--- Your objective ---
Set down all of the records exactly, leaving none out.
(Dataset extract)
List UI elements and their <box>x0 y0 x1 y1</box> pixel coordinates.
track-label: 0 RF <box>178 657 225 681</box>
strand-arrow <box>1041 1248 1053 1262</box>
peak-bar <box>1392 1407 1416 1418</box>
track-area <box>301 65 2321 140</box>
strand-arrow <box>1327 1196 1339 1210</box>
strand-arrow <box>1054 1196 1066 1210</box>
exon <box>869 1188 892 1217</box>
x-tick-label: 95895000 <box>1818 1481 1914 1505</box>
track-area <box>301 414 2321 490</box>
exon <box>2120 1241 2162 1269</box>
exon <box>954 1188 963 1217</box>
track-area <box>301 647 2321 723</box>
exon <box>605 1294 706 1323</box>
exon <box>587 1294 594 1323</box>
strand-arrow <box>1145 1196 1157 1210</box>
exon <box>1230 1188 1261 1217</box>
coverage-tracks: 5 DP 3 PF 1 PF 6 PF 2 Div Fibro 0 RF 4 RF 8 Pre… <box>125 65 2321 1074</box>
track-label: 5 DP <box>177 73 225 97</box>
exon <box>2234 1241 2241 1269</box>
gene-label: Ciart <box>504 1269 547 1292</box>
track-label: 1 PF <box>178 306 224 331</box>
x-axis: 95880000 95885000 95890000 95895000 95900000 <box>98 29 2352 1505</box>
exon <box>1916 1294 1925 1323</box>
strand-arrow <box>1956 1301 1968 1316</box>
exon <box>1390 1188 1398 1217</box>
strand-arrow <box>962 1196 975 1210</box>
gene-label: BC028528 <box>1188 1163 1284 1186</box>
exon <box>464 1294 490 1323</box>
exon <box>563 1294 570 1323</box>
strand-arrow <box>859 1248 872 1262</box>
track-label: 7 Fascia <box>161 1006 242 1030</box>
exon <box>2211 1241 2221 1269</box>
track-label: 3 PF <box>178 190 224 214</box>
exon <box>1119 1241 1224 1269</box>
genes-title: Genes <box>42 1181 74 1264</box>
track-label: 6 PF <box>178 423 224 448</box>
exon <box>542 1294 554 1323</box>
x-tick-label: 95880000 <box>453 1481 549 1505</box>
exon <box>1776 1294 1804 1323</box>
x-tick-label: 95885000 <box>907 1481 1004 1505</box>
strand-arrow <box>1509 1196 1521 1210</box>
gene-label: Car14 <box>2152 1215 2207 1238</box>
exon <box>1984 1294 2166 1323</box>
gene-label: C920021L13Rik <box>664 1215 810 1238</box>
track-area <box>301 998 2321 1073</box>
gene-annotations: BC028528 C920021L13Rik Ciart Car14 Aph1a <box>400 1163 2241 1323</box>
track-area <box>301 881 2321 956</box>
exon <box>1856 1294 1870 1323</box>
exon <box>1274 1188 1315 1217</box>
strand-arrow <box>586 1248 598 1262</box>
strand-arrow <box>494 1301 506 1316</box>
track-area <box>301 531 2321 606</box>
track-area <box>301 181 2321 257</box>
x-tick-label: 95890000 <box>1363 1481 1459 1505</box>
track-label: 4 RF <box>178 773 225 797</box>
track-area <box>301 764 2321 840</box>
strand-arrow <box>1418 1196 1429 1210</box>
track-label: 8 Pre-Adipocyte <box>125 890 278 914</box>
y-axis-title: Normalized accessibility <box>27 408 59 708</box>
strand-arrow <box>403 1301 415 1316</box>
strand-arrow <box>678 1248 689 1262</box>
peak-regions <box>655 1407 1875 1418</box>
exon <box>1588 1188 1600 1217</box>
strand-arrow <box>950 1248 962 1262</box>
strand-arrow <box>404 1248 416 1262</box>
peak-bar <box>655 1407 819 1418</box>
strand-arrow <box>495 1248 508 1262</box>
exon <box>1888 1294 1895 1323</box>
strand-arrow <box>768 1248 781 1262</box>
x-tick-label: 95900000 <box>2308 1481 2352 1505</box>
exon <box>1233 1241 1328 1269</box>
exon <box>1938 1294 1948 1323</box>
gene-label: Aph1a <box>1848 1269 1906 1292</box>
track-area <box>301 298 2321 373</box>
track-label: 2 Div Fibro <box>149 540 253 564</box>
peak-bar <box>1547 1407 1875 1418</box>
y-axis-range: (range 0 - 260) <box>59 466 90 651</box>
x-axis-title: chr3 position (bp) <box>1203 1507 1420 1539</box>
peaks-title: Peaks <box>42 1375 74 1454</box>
(End Dataset extract)
--- Answer to this task ---
List UI elements and their <box>x0 y0 x1 y1</box> pixel coordinates.
track-label: 0 RF <box>178 657 225 681</box>
strand-arrow <box>1041 1248 1053 1262</box>
peak-bar <box>1392 1407 1416 1418</box>
track-area <box>301 65 2321 140</box>
strand-arrow <box>1327 1196 1339 1210</box>
strand-arrow <box>1054 1196 1066 1210</box>
exon <box>869 1188 892 1217</box>
x-tick-label: 95895000 <box>1818 1481 1914 1505</box>
track-area <box>301 414 2321 490</box>
exon <box>2120 1241 2162 1269</box>
exon <box>954 1188 963 1217</box>
track-area <box>301 647 2321 723</box>
exon <box>605 1294 706 1323</box>
exon <box>587 1294 594 1323</box>
strand-arrow <box>1145 1196 1157 1210</box>
exon <box>1230 1188 1261 1217</box>
coverage-tracks: 5 DP 3 PF 1 PF 6 PF 2 Div Fibro 0 RF 4 RF 8 Pre… <box>125 65 2321 1074</box>
track-label: 5 DP <box>177 73 225 97</box>
exon <box>2234 1241 2241 1269</box>
gene-label: Ciart <box>504 1269 547 1292</box>
track-label: 1 PF <box>178 306 224 331</box>
x-axis: 95880000 95885000 95890000 95895000 95900000 <box>98 29 2352 1505</box>
exon <box>1916 1294 1925 1323</box>
strand-arrow <box>1956 1301 1968 1316</box>
exon <box>1390 1188 1398 1217</box>
strand-arrow <box>962 1196 975 1210</box>
gene-label: BC028528 <box>1188 1163 1284 1186</box>
exon <box>464 1294 490 1323</box>
exon <box>563 1294 570 1323</box>
strand-arrow <box>859 1248 872 1262</box>
track-label: 7 Fascia <box>161 1006 242 1030</box>
exon <box>2211 1241 2221 1269</box>
track-label: 3 PF <box>178 190 224 214</box>
exon <box>1119 1241 1224 1269</box>
genes-title: Genes <box>42 1181 74 1264</box>
track-label: 6 PF <box>178 423 224 448</box>
exon <box>542 1294 554 1323</box>
x-tick-label: 95880000 <box>453 1481 549 1505</box>
exon <box>1776 1294 1804 1323</box>
x-tick-label: 95885000 <box>907 1481 1004 1505</box>
strand-arrow <box>1509 1196 1521 1210</box>
gene-label: Car14 <box>2152 1215 2207 1238</box>
exon <box>1984 1294 2166 1323</box>
gene-label: C920021L13Rik <box>664 1215 810 1238</box>
track-area <box>301 998 2321 1073</box>
gene-annotations: BC028528 C920021L13Rik Ciart Car14 Aph1a <box>400 1163 2241 1323</box>
track-area <box>301 881 2321 956</box>
exon <box>1856 1294 1870 1323</box>
exon <box>1274 1188 1315 1217</box>
strand-arrow <box>586 1248 598 1262</box>
strand-arrow <box>494 1301 506 1316</box>
track-area <box>301 531 2321 606</box>
track-area <box>301 181 2321 257</box>
x-tick-label: 95890000 <box>1363 1481 1459 1505</box>
track-label: 4 RF <box>178 773 225 797</box>
track-area <box>301 764 2321 840</box>
strand-arrow <box>1418 1196 1429 1210</box>
track-label: 8 Pre-Adipocyte <box>125 890 278 914</box>
y-axis-title: Normalized accessibility <box>27 408 59 708</box>
strand-arrow <box>403 1301 415 1316</box>
strand-arrow <box>678 1248 689 1262</box>
peak-regions <box>655 1407 1875 1418</box>
exon <box>1588 1188 1600 1217</box>
strand-arrow <box>950 1248 962 1262</box>
strand-arrow <box>404 1248 416 1262</box>
peak-bar <box>655 1407 819 1418</box>
strand-arrow <box>495 1248 508 1262</box>
exon <box>1888 1294 1895 1323</box>
strand-arrow <box>768 1248 781 1262</box>
x-tick-label: 95900000 <box>2308 1481 2352 1505</box>
exon <box>1233 1241 1328 1269</box>
exon <box>1938 1294 1948 1323</box>
gene-label: Aph1a <box>1848 1269 1906 1292</box>
track-area <box>301 298 2321 373</box>
track-label: 2 Div Fibro <box>149 540 253 564</box>
peak-bar <box>1547 1407 1875 1418</box>
y-axis-range: (range 0 - 260) <box>59 466 90 651</box>
x-axis-title: chr3 position (bp) <box>1203 1507 1420 1539</box>
peaks-title: Peaks <box>42 1375 74 1454</box>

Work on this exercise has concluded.